DIRECTIVE
Say how many lines of the material below contain the word "heading", with no other words.

THE RECORDS
** start **

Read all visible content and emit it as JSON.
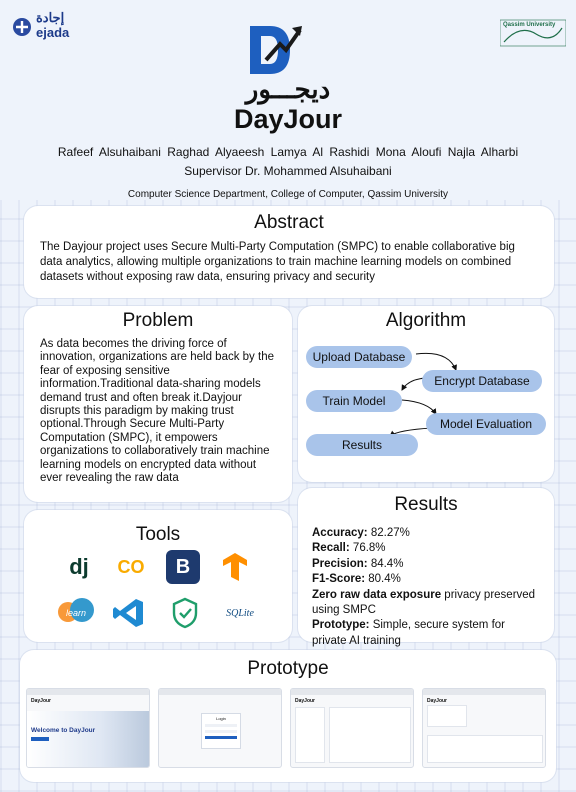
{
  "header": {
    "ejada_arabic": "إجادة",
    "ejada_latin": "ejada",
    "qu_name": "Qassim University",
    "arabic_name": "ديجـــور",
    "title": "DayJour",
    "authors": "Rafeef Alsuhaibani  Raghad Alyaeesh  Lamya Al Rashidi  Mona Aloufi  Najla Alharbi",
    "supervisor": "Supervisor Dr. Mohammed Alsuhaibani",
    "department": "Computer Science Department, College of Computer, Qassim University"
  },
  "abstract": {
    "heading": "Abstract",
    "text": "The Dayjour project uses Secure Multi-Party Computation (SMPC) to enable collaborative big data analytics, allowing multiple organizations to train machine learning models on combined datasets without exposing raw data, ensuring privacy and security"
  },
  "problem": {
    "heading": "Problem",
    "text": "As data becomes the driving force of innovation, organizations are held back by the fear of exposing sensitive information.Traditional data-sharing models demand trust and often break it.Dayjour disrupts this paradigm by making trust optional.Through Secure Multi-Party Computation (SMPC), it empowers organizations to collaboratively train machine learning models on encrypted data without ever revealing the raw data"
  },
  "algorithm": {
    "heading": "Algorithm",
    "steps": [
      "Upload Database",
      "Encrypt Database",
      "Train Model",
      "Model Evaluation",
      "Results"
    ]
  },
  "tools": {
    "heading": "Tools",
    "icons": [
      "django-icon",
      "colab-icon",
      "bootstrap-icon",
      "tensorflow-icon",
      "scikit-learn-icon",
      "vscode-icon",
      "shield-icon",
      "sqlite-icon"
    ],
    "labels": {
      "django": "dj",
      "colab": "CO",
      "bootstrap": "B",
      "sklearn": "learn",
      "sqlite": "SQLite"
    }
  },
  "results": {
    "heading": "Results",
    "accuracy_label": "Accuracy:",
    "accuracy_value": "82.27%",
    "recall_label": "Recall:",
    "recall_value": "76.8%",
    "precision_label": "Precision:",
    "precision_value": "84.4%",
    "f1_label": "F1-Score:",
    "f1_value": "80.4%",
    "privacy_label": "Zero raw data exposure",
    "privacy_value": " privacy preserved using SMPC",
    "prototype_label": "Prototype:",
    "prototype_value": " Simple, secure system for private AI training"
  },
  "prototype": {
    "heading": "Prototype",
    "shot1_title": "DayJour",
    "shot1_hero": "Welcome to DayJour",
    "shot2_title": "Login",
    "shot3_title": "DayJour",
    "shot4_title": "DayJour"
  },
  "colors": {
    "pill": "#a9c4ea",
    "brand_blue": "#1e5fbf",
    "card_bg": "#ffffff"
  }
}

** end **
** start **

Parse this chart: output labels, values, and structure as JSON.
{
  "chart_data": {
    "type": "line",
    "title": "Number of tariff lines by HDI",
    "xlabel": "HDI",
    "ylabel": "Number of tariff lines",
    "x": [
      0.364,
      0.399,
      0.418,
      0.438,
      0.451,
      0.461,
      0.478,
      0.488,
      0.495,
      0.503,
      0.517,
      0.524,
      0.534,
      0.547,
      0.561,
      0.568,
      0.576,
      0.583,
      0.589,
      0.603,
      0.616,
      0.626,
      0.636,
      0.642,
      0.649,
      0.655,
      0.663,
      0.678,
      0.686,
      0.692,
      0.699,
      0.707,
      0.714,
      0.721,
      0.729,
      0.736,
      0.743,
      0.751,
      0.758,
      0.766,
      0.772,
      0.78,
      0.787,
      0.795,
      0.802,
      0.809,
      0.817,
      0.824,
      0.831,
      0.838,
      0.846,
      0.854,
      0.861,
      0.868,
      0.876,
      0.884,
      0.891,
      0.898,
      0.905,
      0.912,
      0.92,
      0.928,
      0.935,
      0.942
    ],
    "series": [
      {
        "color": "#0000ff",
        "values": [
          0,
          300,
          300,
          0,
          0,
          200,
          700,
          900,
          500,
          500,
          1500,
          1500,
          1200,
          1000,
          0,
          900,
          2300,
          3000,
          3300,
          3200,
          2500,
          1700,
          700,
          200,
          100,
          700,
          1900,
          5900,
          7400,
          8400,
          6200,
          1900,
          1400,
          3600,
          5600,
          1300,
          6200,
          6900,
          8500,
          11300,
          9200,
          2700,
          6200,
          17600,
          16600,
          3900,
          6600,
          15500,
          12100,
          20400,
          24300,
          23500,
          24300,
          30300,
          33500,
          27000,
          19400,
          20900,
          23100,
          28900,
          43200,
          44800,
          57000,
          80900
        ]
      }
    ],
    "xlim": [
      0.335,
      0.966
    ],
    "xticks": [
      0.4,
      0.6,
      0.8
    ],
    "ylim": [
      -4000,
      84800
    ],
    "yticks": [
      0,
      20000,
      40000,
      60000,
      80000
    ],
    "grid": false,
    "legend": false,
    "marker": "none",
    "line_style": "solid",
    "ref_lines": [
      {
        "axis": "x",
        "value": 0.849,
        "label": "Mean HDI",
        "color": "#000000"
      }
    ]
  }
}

** end **
** start **

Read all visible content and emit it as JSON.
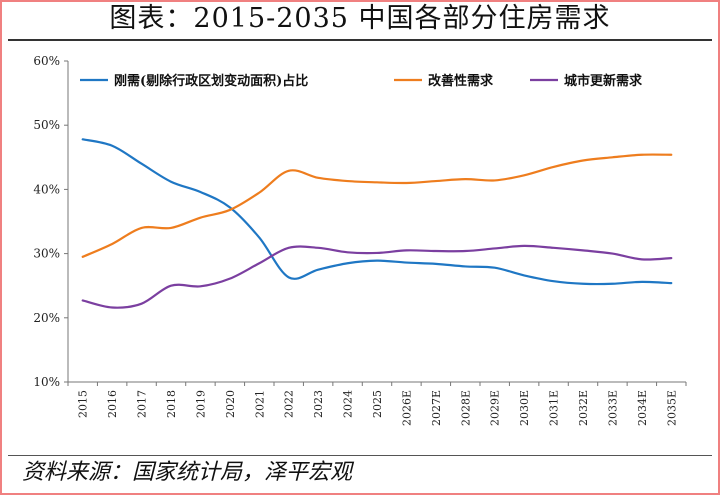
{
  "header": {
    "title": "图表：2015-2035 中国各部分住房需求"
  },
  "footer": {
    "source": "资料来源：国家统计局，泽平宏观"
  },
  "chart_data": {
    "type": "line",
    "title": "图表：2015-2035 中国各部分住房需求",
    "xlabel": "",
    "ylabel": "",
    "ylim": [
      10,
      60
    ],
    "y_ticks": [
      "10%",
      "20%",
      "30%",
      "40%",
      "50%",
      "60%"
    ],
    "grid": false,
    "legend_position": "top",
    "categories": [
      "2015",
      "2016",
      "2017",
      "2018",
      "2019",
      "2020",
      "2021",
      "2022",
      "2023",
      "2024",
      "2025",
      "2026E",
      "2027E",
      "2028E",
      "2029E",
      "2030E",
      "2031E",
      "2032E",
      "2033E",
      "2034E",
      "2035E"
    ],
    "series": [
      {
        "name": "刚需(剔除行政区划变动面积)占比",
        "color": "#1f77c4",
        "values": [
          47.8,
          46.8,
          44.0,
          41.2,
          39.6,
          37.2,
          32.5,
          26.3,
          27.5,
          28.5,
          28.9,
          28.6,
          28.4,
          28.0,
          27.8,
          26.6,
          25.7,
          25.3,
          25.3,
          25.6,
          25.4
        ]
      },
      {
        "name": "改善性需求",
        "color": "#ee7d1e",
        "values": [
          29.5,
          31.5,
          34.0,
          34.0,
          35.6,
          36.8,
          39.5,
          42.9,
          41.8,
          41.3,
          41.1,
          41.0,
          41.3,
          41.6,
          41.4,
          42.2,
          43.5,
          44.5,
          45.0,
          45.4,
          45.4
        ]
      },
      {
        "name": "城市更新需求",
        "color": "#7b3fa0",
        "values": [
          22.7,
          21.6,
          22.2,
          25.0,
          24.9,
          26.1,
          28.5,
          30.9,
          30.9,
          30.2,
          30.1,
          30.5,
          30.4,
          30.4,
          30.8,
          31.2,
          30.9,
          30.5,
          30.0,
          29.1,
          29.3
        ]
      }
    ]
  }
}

** end **

WRITTEN ANSWER
6